About thefts? Just be reasonable - don't show off with your mobile, don't carry too much cash or documents with you, watch pockets in lose clothing (e.g. jacket) and back trouser pockets. I have lived in Poland for years and haven't been mugged or robbed once.

Play it safe.
Guest
11 Jun 2006  #14
Oh com`on. You`re making sound is if safety was an issue here. I don`t know if you`ve been to the UK, but I`ve seen there scenes where a bunch of teenagers had been vandalizing a house and noone reacted becaouse everyone had seen it as "normal". I`ve also seen districts where there are busstops and where bus-drivers out of fear to make a stop are literally driving over people who stand on the street in fron of the bus, to be able to get away as far as possible from those districs. I guess that the same you can say about France, especially Paris.

So if those people are used to such "war-like" conditions in their homecountries that what they are going to experience while traveling in Poland is going to seem to them as if Poland would be an oazis of peace and security.
guest
21 Jul 2006  #15
Well i think that Poland is alot safer than the UK. My polish girl friend has been mugged three times in London and had her flat broken into whilst she was there. She woke up to see a man on top of her friend witha knife to her throat!!!!!!!!!!!

I was away (ironically in prison) at the time and was not around to protect her. I'm serious the UK is much more dangerous than Poland. We have alot more ethnic gangs in London and the UK, who whilst they tend to kill their own, they still occassionally hit civilians. Also I think many people wanted for crimes in Eastern europe have come to the UK to hide.
moto
21 Jul 2006  #16
I say - the more people, the better chance you get mugged. There are millions of people from different cultures in London so no wonder you can get "stressful situations". In Poland many young, rebellious people are working abroad so it's natural it's safer in Poland.
rafik 18 | 589
21 Jul 2006  #17
steven i am too drunk to answer your bull ****.i will gwet back 2morrow.i think you need a very big hug...very big hug ..or ..i don't know

Poland was almost in a state of anarchy.

CAN YOU TELL ME WHEN THAT WAS COS I HAVE NOT NOTICED?

No wonder, many choose "easy money," a Robin Hood mentality.

GUYS DO NOT COME TO PL COS EVERYONE IS WAITING TO ROB YOU

This abrupt change - not only in Poland, but also in other new "democracies," Russia being the scariest example - let until now dormant powers

SORRY BUT YOU MUAST BE A FCUKING IDIOT COMPARING RUSSIA AND POLAND

This abrupt change - not only in Poland, but also in other new "democracies,"

WHAT THE FCK.DID I LIVE ON ANOTHER PLANET?

is also wise not to carry chains of gold or golden ear-rings, since it is not uncommon that perpetrators will snatch it off your neck or even worse, your ears.
○ ○ ○ ○
__What to do__.
1. Reproduce the passage of the forum thread on safety in Poland from "rafik 18 | 589" to "Robin Hood mentality." with no changes.
2. Rewrite the entries from their first line to the line with "type-label: Property Type", inclusive, changing "field-label" to "form-label" and leaving everything else as it is. Return only those lines.
○ ○ ○ ○
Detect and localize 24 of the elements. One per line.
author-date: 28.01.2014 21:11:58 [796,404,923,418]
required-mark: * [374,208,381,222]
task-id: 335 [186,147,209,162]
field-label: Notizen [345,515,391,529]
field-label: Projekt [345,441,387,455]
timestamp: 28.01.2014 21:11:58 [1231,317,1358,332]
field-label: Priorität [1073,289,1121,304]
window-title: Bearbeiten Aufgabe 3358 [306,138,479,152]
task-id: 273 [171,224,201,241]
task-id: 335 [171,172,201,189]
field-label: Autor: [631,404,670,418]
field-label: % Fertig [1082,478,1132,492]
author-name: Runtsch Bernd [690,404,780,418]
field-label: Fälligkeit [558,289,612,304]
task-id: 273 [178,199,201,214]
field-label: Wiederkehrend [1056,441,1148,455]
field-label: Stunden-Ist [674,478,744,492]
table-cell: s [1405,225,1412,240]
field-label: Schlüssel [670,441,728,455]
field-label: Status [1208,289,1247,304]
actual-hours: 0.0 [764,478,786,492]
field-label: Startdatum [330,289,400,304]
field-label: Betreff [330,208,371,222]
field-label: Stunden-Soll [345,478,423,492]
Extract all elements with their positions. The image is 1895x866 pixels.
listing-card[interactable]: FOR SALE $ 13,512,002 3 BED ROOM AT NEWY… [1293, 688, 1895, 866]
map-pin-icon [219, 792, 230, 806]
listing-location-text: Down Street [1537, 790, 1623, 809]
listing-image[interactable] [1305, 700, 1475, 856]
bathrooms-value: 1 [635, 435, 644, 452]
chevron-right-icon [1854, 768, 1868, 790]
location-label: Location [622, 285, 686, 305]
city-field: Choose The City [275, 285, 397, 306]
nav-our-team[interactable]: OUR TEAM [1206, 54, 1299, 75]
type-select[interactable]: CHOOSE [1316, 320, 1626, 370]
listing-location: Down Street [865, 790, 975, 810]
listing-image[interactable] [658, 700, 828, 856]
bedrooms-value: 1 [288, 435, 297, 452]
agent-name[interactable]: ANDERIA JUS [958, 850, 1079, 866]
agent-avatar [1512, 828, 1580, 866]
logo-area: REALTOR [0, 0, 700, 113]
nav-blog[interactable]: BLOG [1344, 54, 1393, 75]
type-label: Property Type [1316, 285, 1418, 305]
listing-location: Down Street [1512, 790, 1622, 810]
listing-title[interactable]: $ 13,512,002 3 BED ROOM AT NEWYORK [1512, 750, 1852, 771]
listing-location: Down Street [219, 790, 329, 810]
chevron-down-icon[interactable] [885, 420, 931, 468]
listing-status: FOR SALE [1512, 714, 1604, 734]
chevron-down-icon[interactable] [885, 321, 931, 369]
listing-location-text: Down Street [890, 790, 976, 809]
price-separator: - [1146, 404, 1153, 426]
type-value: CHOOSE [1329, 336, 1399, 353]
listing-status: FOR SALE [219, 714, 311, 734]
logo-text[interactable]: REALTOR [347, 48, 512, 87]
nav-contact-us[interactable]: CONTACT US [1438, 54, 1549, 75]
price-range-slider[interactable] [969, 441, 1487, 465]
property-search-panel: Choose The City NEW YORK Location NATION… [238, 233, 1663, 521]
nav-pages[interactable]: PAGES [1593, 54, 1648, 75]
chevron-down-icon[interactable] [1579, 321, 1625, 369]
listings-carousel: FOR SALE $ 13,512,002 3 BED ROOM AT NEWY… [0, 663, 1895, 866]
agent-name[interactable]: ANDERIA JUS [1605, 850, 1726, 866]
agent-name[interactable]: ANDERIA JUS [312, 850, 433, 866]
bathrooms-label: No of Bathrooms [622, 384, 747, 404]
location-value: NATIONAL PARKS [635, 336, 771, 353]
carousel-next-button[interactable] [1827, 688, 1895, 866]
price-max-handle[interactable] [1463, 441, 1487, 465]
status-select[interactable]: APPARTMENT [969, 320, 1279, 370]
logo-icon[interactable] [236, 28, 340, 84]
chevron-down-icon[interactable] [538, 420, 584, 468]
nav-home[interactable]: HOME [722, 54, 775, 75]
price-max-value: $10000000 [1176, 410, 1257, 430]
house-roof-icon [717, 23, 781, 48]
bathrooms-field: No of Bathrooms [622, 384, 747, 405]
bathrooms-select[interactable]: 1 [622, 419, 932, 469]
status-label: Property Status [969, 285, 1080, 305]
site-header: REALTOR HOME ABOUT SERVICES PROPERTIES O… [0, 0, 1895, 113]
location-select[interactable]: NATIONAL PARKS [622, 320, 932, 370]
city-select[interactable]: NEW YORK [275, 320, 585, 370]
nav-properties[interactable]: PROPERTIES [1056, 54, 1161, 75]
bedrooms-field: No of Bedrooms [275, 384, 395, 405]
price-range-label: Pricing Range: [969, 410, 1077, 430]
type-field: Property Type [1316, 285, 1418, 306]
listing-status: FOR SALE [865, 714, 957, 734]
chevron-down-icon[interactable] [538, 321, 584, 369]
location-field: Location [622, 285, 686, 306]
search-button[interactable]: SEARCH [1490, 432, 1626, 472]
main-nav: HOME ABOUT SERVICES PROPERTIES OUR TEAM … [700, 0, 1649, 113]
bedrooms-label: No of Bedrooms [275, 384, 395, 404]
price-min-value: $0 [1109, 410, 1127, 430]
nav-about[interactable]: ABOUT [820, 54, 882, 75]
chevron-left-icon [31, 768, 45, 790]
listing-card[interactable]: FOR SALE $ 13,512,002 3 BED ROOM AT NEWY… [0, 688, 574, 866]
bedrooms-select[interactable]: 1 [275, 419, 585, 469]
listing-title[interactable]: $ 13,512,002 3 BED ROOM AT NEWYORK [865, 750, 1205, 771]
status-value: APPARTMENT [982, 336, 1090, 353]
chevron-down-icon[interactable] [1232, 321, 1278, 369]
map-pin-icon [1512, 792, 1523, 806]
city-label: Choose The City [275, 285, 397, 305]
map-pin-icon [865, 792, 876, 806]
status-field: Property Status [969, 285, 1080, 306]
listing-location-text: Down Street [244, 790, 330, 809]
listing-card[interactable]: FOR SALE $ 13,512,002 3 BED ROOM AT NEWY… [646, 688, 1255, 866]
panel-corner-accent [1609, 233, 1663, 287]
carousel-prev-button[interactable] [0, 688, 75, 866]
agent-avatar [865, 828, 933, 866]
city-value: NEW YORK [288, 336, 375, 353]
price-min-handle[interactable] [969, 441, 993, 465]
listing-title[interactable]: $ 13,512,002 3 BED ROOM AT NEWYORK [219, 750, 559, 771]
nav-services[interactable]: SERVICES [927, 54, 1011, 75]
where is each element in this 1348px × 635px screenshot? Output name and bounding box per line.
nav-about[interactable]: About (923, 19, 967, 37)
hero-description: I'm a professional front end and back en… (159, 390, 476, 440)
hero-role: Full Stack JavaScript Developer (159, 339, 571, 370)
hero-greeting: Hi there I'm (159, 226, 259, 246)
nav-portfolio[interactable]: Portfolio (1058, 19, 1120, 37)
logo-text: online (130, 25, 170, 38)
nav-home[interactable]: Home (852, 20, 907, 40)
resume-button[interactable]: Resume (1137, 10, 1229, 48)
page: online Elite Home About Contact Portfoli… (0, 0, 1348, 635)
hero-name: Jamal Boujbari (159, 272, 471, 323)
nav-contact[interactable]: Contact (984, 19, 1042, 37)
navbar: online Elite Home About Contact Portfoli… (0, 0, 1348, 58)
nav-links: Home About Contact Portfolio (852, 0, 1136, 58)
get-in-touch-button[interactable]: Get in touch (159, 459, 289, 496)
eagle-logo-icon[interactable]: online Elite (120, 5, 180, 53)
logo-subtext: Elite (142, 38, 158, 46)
○ ○ ○ ○
__Solutions below__.
1.
rafik 18 | 589
21 Jul 2006  #17
steven i am too drunk to answer your bull ****.i will gwet back 2morrow.i think you need a very big hug...very big hug ..or ..i don't know

Poland was almost in a state of anarchy.

CAN YOU TELL ME WHEN THAT WAS COS I HAVE NOT NOTICED?

No wonder, many choose "easy money," a Robin Hood mentality.

2.
Detect and localize 24 of the elements. One per line.
author-date: 28.01.2014 21:11:58 [796,404,923,418]
required-mark: * [374,208,381,222]
task-id: 335 [186,147,209,162]
form-label: Notizen [345,515,391,529]
form-label: Projekt [345,441,387,455]
timestamp: 28.01.2014 21:11:58 [1231,317,1358,332]
form-label: Priorität [1073,289,1121,304]
window-title: Bearbeiten Aufgabe 3358 [306,138,479,152]
task-id: 273 [171,224,201,241]
task-id: 335 [171,172,201,189]
form-label: Autor: [631,404,670,418]
form-label: % Fertig [1082,478,1132,492]
author-name: Runtsch Bernd [690,404,780,418]
form-label: Fälligkeit [558,289,612,304]
task-id: 273 [178,199,201,214]
form-label: Wiederkehrend [1056,441,1148,455]
form-label: Stunden-Ist [674,478,744,492]
table-cell: s [1405,225,1412,240]
form-label: Schlüssel [670,441,728,455]
form-label: Status [1208,289,1247,304]
actual-hours: 0.0 [764,478,786,492]
form-label: Startdatum [330,289,400,304]
form-label: Betreff [330,208,371,222]
form-label: Stunden-Soll [345,478,423,492]
Extract all elements with their positions. The image is 1895x866 pixels.
listing-card[interactable]: FOR SALE $ 13,512,002 3 BED ROOM AT NEWY… [1293, 688, 1895, 866]
map-pin-icon [219, 792, 230, 806]
listing-location-text: Down Street [1537, 790, 1623, 809]
listing-image[interactable] [1305, 700, 1475, 856]
bathrooms-value: 1 [635, 435, 644, 452]
chevron-right-icon [1854, 768, 1868, 790]
location-label: Location [622, 285, 686, 305]
city-field: Choose The City [275, 285, 397, 306]
nav-our-team[interactable]: OUR TEAM [1206, 54, 1299, 75]
type-select[interactable]: CHOOSE [1316, 320, 1626, 370]
listing-location: Down Street [865, 790, 975, 810]
listing-image[interactable] [658, 700, 828, 856]
bedrooms-value: 1 [288, 435, 297, 452]
agent-name[interactable]: ANDERIA JUS [958, 850, 1079, 866]
agent-avatar [1512, 828, 1580, 866]
logo-area: REALTOR [0, 0, 700, 113]
nav-blog[interactable]: BLOG [1344, 54, 1393, 75]
type-label: Property Type [1316, 285, 1418, 305]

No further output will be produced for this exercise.